_Set task_
Copy the records below exactly, beginning with the line that contains "UI element localization: list" and continuing through the line that contains "plot-area-f: (f) 0.5".

_Records for the task_

**********

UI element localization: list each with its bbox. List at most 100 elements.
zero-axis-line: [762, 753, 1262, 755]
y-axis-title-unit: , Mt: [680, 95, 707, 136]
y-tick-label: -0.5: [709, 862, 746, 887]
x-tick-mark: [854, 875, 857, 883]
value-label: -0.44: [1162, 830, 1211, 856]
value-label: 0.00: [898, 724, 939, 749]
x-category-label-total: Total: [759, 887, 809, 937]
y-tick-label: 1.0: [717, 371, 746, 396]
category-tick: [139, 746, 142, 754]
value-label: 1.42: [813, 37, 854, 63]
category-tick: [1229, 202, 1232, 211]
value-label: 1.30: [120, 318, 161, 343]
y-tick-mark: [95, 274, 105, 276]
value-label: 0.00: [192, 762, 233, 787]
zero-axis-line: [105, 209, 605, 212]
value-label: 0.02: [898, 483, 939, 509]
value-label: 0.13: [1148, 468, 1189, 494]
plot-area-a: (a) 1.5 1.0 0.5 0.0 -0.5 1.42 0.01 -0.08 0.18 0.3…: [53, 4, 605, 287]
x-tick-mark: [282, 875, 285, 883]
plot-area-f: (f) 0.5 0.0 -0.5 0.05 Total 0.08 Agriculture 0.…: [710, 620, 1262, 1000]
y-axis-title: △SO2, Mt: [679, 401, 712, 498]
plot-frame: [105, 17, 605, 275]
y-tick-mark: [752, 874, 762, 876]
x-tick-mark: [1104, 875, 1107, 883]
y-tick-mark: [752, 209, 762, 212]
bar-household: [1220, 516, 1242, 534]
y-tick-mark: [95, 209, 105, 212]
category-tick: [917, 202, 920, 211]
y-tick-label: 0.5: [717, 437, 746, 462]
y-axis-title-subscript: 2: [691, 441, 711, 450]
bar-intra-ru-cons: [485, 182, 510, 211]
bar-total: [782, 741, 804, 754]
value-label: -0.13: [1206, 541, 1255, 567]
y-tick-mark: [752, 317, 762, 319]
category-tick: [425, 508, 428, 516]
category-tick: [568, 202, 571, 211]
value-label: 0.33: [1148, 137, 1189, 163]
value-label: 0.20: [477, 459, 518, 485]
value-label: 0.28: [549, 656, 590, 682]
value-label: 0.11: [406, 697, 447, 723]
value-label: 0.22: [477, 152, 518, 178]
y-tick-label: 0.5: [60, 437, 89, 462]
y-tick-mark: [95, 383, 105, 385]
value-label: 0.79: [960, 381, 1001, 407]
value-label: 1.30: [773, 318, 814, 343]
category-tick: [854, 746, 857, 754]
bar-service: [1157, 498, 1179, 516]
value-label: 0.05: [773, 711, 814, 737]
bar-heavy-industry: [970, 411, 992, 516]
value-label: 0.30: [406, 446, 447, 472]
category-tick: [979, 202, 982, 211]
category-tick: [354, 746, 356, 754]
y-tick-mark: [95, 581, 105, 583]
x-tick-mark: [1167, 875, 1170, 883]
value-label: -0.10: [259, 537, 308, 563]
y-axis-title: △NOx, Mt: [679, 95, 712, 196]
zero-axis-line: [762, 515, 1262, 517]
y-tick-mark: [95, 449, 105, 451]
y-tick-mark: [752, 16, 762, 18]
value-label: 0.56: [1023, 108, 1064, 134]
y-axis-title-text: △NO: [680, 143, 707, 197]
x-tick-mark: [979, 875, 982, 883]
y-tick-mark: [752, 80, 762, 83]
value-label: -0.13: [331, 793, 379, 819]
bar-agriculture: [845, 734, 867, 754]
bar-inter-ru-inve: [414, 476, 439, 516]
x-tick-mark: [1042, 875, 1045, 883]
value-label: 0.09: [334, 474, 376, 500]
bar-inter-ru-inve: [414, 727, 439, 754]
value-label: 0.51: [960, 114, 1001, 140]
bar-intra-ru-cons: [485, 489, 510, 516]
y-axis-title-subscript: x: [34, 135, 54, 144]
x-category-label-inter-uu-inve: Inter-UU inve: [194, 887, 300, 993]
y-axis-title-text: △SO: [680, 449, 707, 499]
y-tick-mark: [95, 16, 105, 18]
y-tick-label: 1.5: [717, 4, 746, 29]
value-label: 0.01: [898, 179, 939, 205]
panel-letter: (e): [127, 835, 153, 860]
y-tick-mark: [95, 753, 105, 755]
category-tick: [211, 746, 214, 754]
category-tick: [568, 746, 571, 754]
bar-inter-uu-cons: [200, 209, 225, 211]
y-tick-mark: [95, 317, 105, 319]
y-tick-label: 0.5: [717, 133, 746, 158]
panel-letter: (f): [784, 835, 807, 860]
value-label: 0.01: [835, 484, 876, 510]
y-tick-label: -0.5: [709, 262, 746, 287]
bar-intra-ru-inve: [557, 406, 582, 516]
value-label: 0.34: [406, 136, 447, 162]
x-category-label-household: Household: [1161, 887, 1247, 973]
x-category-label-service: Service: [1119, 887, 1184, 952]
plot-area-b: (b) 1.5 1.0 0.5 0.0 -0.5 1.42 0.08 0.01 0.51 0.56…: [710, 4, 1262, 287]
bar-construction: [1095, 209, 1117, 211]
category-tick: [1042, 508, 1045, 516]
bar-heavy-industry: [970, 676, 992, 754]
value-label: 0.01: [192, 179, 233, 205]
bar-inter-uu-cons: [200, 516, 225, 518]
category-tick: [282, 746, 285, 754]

**********

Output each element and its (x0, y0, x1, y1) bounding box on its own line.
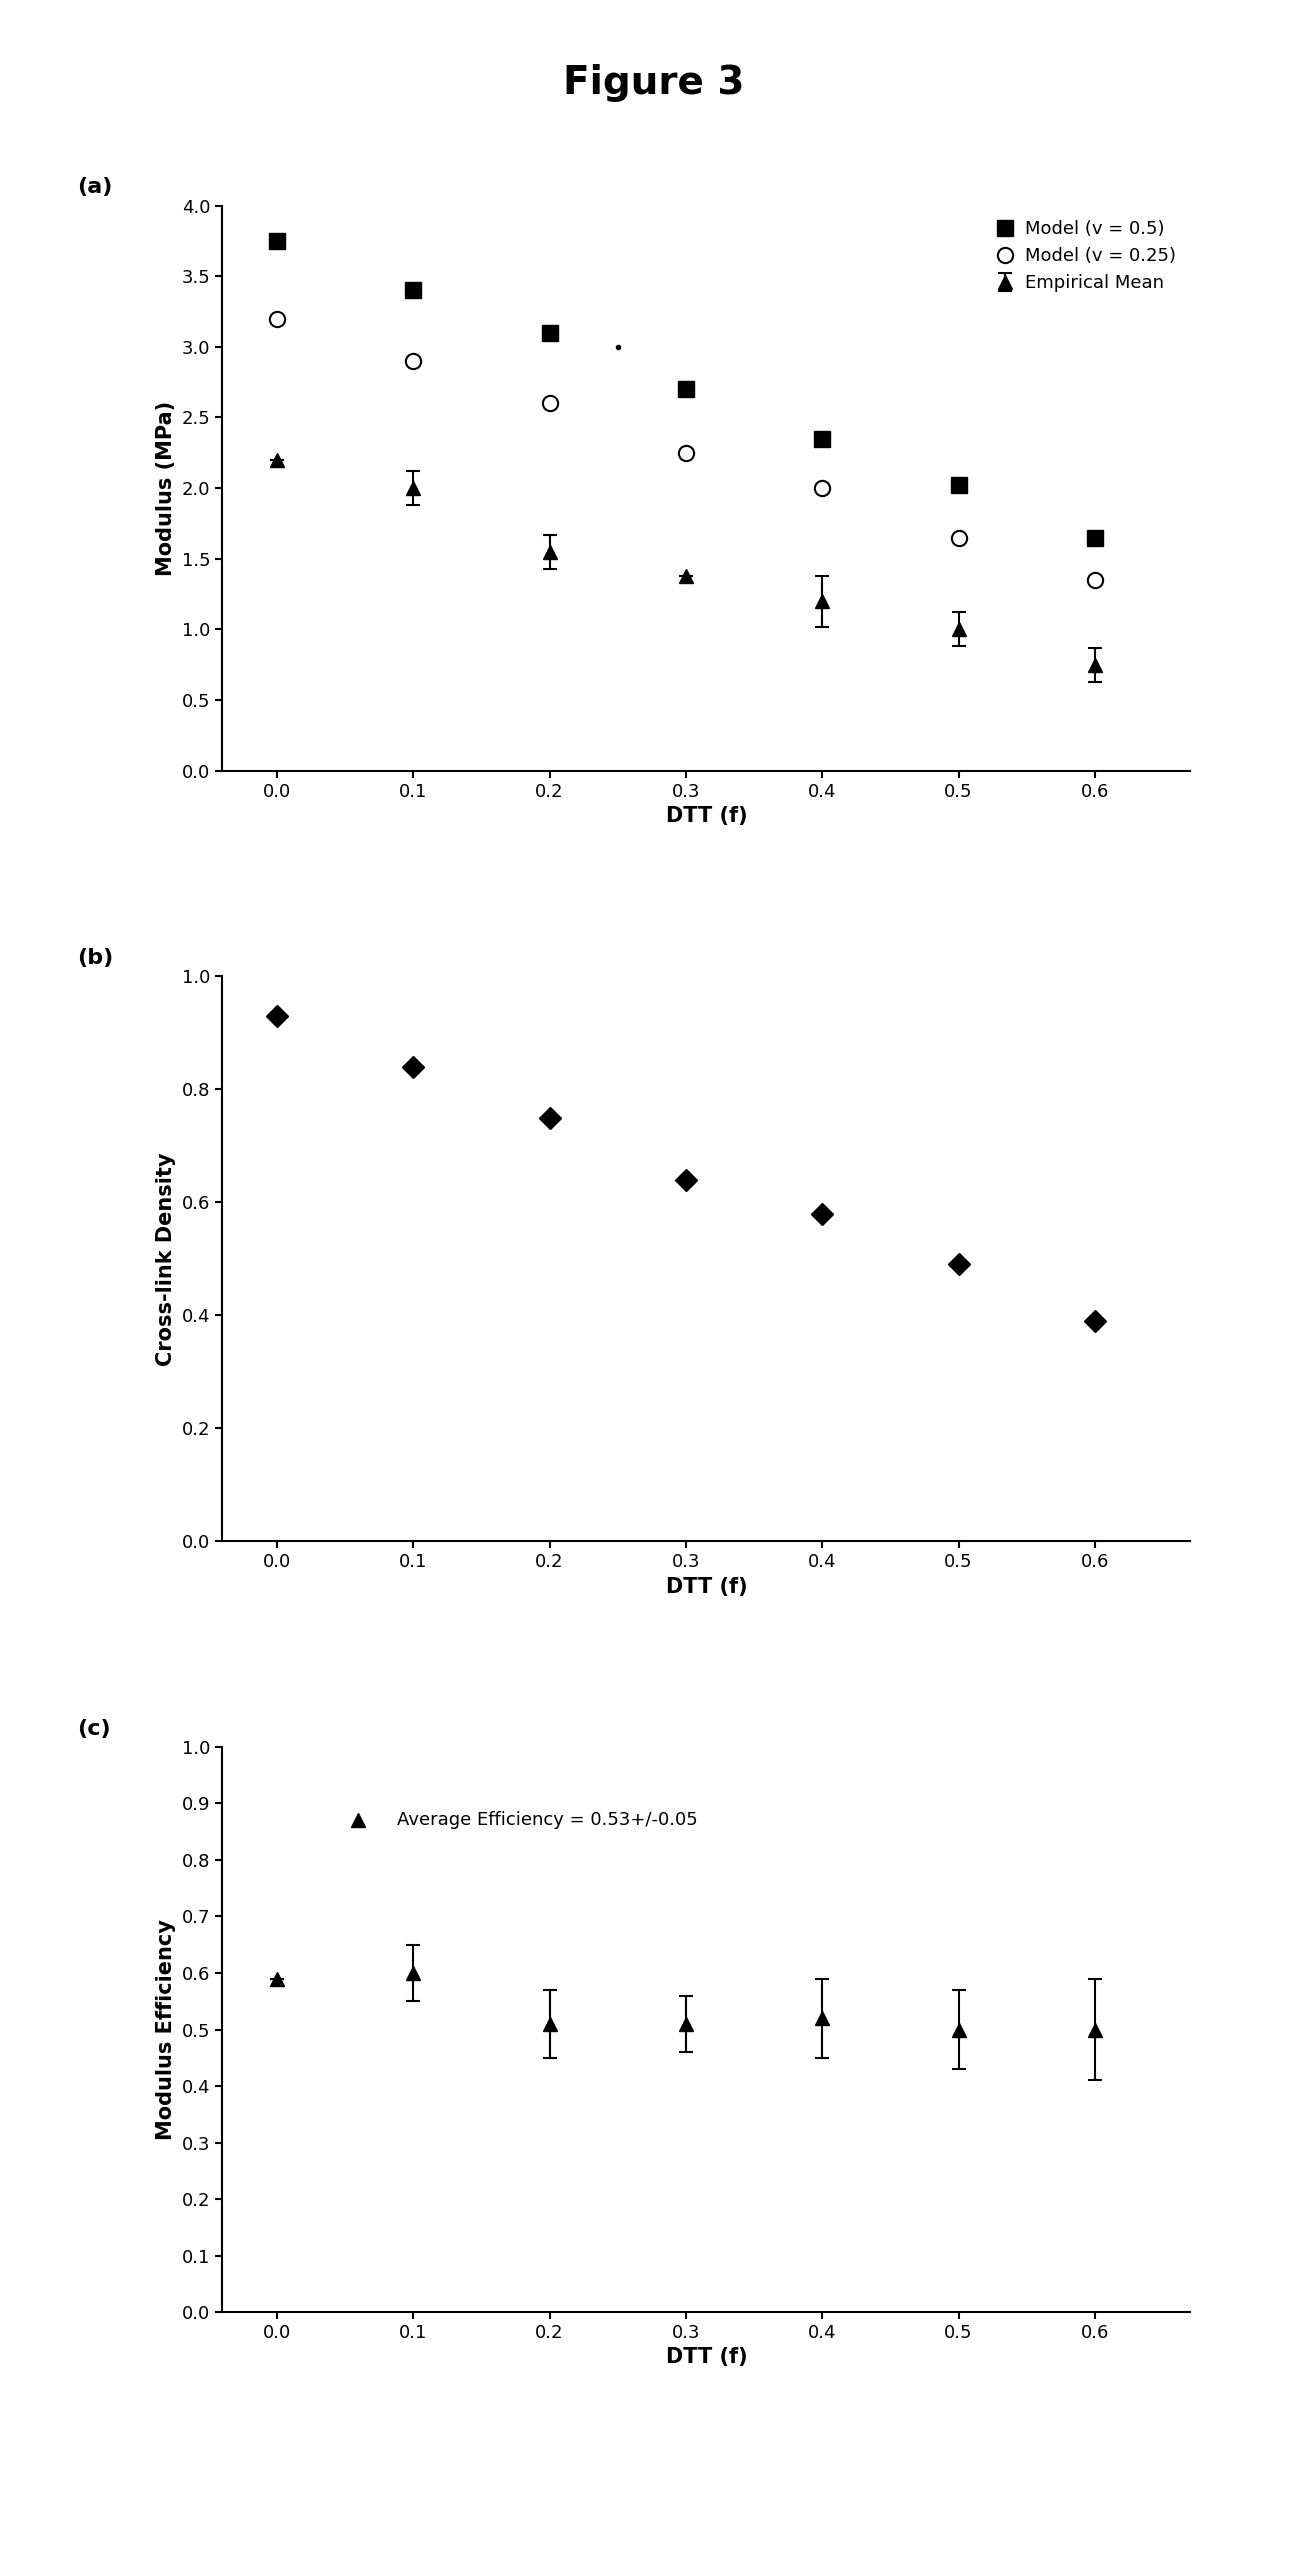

**********

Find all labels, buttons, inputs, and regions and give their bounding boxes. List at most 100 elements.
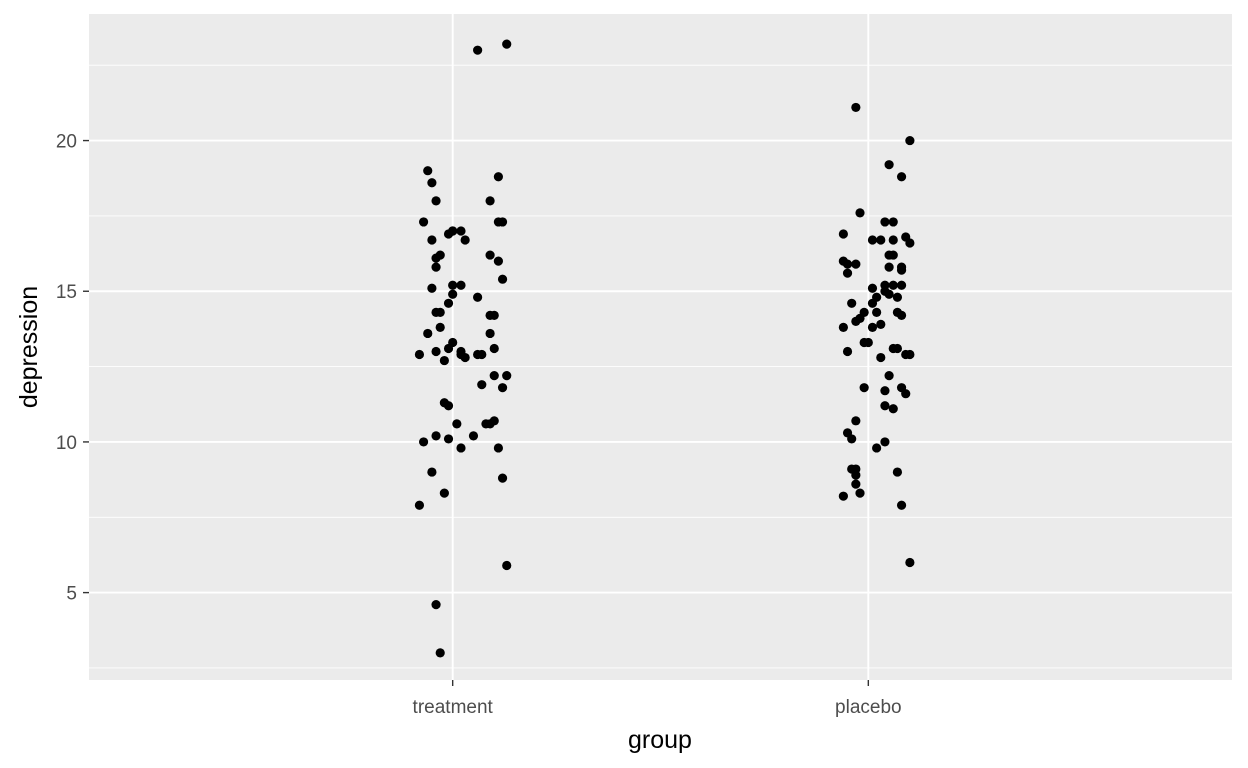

**********

_Expected output_
UI element localization: list each with its bbox. List at most 100 elements.
zero-axis-line: [762, 753, 1262, 755]
y-axis-title-unit: , Mt: [680, 95, 707, 136]
y-tick-label: -0.5: [709, 862, 746, 887]
x-tick-mark: [854, 875, 857, 883]
value-label: -0.44: [1162, 830, 1211, 856]
value-label: 0.00: [898, 724, 939, 749]
x-category-label-total: Total: [759, 887, 809, 937]
y-tick-label: 1.0: [717, 371, 746, 396]
category-tick: [139, 746, 142, 754]
value-label: 1.42: [813, 37, 854, 63]
category-tick: [1229, 202, 1232, 211]
value-label: 1.30: [120, 318, 161, 343]
y-tick-mark: [95, 274, 105, 276]
value-label: 0.00: [192, 762, 233, 787]
zero-axis-line: [105, 209, 605, 212]
value-label: 0.02: [898, 483, 939, 509]
value-label: 0.13: [1148, 468, 1189, 494]
plot-area-a: (a) 1.5 1.0 0.5 0.0 -0.5 1.42 0.01 -0.08 0.18 0.3…: [53, 4, 605, 287]
x-tick-mark: [282, 875, 285, 883]
plot-area-f: (f) 0.5 0.0 -0.5 0.05 Total 0.08 Agriculture 0.…: [710, 620, 1262, 1000]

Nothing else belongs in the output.